Dataset entries

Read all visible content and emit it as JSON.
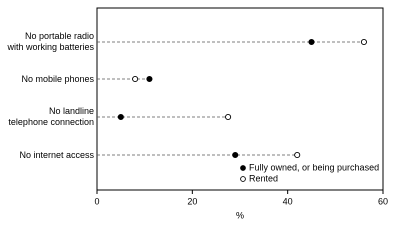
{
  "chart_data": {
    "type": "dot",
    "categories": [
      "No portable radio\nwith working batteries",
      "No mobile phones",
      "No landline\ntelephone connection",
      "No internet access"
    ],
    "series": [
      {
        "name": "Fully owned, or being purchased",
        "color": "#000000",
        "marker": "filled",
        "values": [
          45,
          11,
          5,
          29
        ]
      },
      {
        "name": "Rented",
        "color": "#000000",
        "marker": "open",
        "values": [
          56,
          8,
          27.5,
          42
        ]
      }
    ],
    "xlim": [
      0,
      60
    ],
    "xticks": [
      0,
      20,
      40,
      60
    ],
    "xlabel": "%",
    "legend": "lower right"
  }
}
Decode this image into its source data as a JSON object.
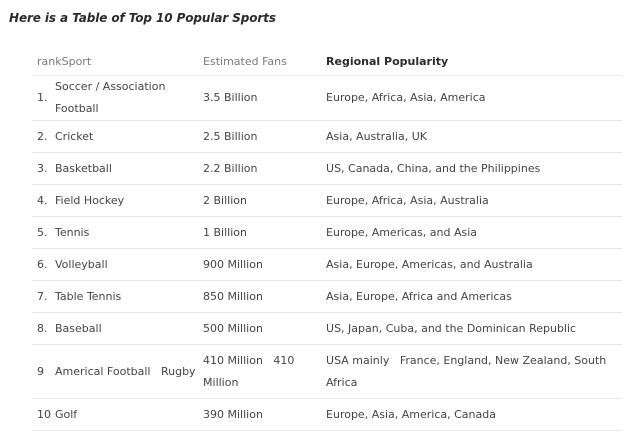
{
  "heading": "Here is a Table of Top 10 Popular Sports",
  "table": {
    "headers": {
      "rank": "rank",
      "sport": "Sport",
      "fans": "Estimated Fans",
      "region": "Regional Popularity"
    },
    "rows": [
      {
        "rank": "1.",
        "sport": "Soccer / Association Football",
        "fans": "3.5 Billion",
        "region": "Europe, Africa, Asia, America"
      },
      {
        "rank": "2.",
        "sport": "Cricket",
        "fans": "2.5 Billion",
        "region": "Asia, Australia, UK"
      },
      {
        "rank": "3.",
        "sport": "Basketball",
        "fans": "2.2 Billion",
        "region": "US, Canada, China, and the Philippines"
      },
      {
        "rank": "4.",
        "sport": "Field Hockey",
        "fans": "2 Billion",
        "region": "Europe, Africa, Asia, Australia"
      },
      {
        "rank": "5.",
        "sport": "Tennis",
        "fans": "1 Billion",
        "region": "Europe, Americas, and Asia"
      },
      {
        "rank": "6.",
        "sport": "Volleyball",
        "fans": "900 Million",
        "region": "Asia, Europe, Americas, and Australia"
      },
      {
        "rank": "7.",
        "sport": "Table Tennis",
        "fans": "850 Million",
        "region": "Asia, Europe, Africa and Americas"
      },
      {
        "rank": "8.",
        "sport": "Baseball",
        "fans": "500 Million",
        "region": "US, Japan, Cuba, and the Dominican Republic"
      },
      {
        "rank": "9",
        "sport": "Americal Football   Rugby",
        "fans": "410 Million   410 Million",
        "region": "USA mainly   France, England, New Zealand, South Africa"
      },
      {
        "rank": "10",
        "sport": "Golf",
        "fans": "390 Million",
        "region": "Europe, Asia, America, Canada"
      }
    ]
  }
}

--

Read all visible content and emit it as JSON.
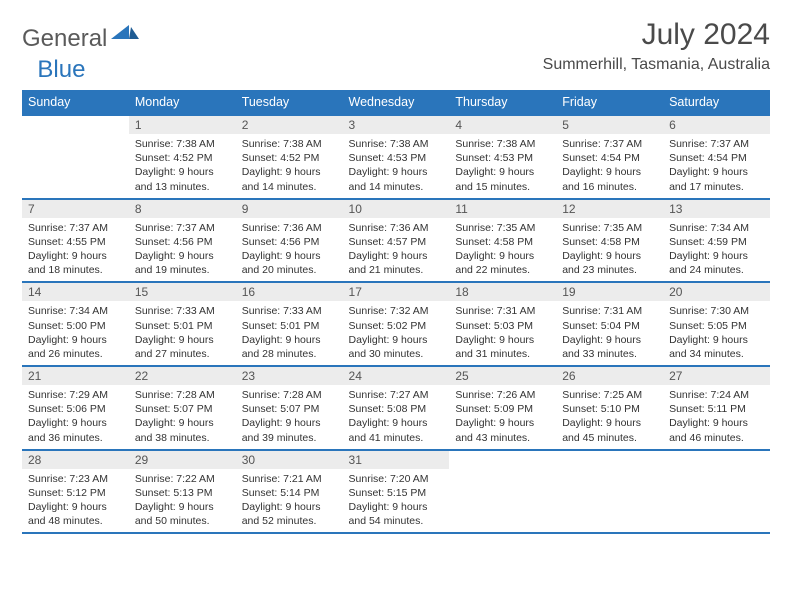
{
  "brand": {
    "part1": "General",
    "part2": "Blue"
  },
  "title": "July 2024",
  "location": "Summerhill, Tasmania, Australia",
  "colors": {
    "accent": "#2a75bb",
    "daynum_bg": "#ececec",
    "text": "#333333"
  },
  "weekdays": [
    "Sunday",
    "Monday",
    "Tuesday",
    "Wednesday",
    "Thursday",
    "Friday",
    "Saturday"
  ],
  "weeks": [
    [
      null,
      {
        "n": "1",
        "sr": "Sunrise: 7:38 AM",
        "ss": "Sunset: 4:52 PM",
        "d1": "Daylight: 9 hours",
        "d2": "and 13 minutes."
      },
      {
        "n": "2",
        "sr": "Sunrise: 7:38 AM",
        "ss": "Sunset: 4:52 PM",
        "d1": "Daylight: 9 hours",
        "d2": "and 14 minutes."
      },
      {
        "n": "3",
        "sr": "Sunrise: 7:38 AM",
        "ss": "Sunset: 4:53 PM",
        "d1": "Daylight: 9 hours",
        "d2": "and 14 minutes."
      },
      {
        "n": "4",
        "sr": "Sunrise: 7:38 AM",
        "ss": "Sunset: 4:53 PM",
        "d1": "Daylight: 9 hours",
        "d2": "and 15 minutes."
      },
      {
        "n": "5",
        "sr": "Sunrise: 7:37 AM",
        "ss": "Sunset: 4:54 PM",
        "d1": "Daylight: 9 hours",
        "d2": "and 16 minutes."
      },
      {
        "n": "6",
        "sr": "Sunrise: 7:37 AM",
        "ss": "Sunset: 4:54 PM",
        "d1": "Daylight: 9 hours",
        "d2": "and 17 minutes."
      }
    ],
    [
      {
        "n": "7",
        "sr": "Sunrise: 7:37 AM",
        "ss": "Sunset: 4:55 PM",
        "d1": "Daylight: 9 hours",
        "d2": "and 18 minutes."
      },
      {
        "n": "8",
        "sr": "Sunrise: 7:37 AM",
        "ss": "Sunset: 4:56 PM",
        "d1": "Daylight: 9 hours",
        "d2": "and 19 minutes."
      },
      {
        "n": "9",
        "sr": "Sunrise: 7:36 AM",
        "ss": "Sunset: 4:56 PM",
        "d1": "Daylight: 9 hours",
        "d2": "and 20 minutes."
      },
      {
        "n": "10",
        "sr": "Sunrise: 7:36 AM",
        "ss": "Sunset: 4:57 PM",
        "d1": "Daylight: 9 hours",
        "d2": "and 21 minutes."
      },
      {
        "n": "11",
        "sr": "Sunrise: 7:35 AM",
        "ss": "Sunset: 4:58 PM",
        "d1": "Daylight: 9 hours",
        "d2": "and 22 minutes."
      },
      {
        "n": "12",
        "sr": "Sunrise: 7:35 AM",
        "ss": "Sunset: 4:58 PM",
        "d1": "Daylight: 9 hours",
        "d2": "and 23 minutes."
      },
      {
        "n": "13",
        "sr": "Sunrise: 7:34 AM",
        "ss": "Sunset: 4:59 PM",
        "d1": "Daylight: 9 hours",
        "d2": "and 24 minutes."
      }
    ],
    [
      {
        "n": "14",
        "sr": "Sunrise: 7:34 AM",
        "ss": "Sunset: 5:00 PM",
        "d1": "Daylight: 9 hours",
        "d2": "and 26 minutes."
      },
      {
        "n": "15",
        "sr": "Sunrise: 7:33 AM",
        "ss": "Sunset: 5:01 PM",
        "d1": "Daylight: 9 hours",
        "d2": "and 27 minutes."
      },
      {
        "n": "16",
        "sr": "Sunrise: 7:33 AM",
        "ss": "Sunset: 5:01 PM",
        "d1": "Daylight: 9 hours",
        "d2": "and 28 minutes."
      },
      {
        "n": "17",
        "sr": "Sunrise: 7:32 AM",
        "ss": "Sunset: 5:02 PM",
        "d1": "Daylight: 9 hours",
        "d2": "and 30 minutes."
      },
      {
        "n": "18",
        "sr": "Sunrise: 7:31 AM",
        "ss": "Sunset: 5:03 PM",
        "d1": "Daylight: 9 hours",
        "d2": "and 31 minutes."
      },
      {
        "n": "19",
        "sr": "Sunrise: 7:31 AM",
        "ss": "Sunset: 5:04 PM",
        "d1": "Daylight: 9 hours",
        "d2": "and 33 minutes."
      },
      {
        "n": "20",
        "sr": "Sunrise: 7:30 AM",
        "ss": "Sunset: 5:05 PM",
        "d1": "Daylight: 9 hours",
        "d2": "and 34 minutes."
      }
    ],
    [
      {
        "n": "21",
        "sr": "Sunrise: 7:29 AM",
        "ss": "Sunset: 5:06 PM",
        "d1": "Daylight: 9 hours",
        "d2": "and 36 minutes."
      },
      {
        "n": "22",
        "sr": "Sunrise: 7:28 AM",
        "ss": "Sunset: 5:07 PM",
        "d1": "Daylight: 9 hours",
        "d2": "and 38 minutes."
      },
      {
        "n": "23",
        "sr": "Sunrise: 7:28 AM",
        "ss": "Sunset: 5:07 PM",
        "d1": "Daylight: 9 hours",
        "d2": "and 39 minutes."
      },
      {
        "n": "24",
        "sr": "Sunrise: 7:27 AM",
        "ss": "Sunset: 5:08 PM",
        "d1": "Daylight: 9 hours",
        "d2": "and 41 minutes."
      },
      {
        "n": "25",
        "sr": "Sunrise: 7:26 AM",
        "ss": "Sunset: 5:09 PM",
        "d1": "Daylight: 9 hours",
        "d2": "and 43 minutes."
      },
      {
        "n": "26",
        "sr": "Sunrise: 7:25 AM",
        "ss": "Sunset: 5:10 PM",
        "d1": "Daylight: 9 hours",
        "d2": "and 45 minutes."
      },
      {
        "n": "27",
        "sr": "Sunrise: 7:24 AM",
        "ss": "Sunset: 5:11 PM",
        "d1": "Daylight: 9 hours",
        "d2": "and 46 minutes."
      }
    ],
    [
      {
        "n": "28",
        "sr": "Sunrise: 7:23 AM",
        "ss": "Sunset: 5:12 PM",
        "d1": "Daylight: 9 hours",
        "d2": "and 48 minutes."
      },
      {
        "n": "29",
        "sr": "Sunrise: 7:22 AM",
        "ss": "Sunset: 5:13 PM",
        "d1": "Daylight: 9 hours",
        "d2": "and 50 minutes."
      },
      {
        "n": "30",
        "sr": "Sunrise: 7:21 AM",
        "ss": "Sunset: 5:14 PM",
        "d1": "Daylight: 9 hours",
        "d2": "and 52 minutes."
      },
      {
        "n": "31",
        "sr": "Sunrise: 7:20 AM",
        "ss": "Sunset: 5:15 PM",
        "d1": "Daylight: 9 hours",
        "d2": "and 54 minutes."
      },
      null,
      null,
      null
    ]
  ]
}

---

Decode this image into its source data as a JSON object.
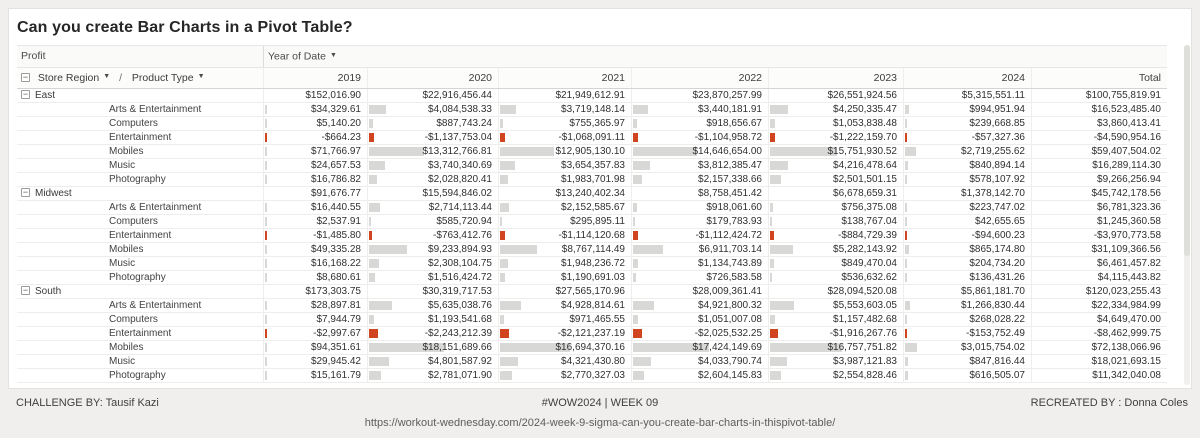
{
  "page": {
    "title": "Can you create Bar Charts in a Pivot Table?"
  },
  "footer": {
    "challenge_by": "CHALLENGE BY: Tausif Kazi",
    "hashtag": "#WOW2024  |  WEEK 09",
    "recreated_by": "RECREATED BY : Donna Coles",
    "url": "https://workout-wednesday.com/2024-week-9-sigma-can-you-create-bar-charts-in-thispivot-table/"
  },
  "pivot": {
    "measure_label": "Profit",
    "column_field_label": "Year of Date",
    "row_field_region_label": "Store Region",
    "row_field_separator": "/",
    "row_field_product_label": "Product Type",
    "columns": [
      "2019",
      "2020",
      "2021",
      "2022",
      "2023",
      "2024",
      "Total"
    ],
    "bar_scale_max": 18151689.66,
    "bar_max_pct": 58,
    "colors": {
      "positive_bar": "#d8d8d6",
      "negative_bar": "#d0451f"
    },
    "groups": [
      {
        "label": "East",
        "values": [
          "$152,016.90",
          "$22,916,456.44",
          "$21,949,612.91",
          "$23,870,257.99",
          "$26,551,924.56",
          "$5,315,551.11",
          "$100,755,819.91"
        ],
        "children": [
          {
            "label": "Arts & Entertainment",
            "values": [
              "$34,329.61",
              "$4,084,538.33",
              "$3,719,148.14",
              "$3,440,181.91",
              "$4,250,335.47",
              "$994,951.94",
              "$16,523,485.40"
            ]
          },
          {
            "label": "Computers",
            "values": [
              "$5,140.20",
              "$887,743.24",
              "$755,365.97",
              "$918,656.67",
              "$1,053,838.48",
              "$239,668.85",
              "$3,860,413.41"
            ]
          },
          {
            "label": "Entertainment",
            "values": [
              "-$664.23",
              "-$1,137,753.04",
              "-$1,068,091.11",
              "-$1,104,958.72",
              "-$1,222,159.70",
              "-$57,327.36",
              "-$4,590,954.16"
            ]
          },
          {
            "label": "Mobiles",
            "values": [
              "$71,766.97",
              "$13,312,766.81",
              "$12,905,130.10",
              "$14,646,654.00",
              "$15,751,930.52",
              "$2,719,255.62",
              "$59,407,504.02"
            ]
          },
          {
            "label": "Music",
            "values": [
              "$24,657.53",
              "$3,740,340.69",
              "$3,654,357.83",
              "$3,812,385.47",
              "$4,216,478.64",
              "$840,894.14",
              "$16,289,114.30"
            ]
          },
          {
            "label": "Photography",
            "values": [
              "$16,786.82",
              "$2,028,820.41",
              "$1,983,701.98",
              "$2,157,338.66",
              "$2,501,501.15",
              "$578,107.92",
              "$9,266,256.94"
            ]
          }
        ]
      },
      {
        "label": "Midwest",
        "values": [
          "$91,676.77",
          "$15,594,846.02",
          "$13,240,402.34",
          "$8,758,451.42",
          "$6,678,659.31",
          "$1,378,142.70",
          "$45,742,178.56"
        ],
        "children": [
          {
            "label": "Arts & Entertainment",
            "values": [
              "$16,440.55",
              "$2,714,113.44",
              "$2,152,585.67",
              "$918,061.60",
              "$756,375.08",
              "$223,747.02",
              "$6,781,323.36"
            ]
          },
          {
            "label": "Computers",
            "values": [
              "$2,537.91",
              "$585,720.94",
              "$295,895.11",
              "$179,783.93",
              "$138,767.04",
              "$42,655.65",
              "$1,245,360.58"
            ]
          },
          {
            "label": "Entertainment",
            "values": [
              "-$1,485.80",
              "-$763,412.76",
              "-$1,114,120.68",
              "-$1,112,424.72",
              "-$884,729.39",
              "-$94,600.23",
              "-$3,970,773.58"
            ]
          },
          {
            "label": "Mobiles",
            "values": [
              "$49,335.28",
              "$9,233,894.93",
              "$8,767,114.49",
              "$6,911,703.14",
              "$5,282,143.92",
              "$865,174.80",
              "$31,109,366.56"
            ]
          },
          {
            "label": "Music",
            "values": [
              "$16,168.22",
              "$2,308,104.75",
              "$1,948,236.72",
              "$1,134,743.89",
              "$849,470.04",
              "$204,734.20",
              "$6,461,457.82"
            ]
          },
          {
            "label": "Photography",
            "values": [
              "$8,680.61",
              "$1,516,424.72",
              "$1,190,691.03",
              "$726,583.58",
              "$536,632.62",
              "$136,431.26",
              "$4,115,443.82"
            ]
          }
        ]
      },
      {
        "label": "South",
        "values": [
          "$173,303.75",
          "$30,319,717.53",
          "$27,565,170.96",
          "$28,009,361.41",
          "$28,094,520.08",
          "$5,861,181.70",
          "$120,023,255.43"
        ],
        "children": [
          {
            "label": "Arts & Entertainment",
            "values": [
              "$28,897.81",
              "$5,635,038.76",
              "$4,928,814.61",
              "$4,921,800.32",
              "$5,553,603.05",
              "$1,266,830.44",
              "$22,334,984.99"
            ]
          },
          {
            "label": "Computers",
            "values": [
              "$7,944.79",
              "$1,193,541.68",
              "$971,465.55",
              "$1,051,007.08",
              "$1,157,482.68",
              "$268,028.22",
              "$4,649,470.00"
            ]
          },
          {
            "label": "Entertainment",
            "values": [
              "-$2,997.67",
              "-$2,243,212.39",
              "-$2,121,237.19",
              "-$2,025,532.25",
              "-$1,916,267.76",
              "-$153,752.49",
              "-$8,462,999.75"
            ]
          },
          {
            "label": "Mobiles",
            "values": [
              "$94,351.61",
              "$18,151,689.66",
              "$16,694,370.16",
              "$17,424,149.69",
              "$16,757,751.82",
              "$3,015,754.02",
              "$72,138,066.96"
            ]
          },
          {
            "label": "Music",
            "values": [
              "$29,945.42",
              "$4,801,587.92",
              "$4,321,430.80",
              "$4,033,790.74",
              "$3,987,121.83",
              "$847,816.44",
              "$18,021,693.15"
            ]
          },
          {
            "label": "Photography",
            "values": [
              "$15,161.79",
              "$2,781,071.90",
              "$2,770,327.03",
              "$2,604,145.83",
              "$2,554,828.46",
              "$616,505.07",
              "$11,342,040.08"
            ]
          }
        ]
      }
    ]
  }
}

■ **What you should do**: Pull every line containing the word "rank" out of the entries above.

■ **Exercise result**:
      "rank": "rank",
        "rank": "1.",
        "rank": "2.",
        "rank": "3.",
        "rank": "4.",
        "rank": "5.",
        "rank": "6.",
        "rank": "7.",
        "rank": "8.",
        "rank": "9",
        "rank": "10",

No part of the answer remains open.